[Start of Exercise data]
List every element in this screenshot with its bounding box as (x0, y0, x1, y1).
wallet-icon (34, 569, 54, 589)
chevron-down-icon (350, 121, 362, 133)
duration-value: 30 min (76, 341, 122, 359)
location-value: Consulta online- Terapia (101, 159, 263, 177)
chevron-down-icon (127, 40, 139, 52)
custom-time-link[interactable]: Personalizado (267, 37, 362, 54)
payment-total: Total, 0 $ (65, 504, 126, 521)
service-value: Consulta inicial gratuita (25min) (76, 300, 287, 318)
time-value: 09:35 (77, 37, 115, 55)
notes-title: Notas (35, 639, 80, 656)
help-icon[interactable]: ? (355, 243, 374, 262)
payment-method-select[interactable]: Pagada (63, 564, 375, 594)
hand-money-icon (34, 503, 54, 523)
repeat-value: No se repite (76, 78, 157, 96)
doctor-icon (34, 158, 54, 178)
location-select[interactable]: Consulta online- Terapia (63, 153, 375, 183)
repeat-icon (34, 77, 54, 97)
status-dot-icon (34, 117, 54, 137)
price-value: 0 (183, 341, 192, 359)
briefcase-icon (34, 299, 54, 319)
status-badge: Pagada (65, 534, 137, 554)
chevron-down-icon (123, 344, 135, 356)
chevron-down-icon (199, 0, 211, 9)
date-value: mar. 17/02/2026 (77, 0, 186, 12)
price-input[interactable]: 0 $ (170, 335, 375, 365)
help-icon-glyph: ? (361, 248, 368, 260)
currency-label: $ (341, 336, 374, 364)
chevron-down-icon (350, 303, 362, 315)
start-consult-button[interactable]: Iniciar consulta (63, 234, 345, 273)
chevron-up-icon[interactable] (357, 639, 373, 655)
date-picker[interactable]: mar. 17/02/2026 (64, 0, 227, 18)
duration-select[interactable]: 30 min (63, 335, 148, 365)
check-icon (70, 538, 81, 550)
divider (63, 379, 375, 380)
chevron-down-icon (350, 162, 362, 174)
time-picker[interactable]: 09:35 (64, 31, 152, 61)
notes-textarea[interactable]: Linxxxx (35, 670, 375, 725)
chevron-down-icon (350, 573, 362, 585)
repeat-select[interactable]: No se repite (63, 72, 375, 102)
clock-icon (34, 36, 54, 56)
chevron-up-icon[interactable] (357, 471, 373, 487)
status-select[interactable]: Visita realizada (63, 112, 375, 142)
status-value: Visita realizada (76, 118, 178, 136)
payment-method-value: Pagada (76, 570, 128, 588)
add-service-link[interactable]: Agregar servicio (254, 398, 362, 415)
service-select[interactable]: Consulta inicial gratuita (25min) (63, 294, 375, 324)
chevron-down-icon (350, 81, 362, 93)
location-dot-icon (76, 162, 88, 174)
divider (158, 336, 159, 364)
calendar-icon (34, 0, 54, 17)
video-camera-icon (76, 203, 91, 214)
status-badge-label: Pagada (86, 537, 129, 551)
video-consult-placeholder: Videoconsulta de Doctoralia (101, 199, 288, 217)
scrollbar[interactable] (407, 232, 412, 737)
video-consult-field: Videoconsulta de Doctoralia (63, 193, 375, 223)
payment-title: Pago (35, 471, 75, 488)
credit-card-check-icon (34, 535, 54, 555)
[End of Exercise data]
__Do this__
Reproduce each of the items above line by line, without altering any character.

__Task response__
List every element in this screenshot with its bounding box as (x0, y0, x1, y1).
wallet-icon (34, 569, 54, 589)
chevron-down-icon (350, 121, 362, 133)
duration-value: 30 min (76, 341, 122, 359)
location-value: Consulta online- Terapia (101, 159, 263, 177)
chevron-down-icon (127, 40, 139, 52)
custom-time-link[interactable]: Personalizado (267, 37, 362, 54)
payment-total: Total, 0 $ (65, 504, 126, 521)
service-value: Consulta inicial gratuita (25min) (76, 300, 287, 318)
time-value: 09:35 (77, 37, 115, 55)
notes-title: Notas (35, 639, 80, 656)
help-icon[interactable]: ? (355, 243, 374, 262)
payment-method-select[interactable]: Pagada (63, 564, 375, 594)
hand-money-icon (34, 503, 54, 523)
repeat-value: No se repite (76, 78, 157, 96)
doctor-icon (34, 158, 54, 178)
location-select[interactable]: Consulta online- Terapia (63, 153, 375, 183)
repeat-icon (34, 77, 54, 97)
status-dot-icon (34, 117, 54, 137)
price-value: 0 (183, 341, 192, 359)
briefcase-icon (34, 299, 54, 319)
status-badge: Pagada (65, 534, 137, 554)
chevron-down-icon (123, 344, 135, 356)
chevron-down-icon (199, 0, 211, 9)
date-value: mar. 17/02/2026 (77, 0, 186, 12)
price-input[interactable]: 0 $ (170, 335, 375, 365)
help-icon-glyph: ? (361, 248, 368, 260)
currency-label: $ (341, 336, 374, 364)
chevron-down-icon (350, 303, 362, 315)
start-consult-button[interactable]: Iniciar consulta (63, 234, 345, 273)
chevron-up-icon[interactable] (357, 639, 373, 655)
date-picker[interactable]: mar. 17/02/2026 (64, 0, 227, 18)
duration-select[interactable]: 30 min (63, 335, 148, 365)
check-icon (70, 538, 81, 550)
divider (63, 379, 375, 380)
chevron-down-icon (350, 162, 362, 174)
time-picker[interactable]: 09:35 (64, 31, 152, 61)
notes-textarea[interactable]: Linxxxx (35, 670, 375, 725)
chevron-down-icon (350, 573, 362, 585)
repeat-select[interactable]: No se repite (63, 72, 375, 102)
clock-icon (34, 36, 54, 56)
chevron-up-icon[interactable] (357, 471, 373, 487)
status-select[interactable]: Visita realizada (63, 112, 375, 142)
status-value: Visita realizada (76, 118, 178, 136)
payment-method-value: Pagada (76, 570, 128, 588)
add-service-link[interactable]: Agregar servicio (254, 398, 362, 415)
service-select[interactable]: Consulta inicial gratuita (25min) (63, 294, 375, 324)
chevron-down-icon (350, 81, 362, 93)
location-dot-icon (76, 162, 88, 174)
divider (158, 336, 159, 364)
calendar-icon (34, 0, 54, 17)
video-camera-icon (76, 203, 91, 214)
status-badge-label: Pagada (86, 537, 129, 551)
video-consult-placeholder: Videoconsulta de Doctoralia (101, 199, 288, 217)
scrollbar[interactable] (407, 232, 412, 737)
video-consult-field: Videoconsulta de Doctoralia (63, 193, 375, 223)
payment-title: Pago (35, 471, 75, 488)
credit-card-check-icon (34, 535, 54, 555)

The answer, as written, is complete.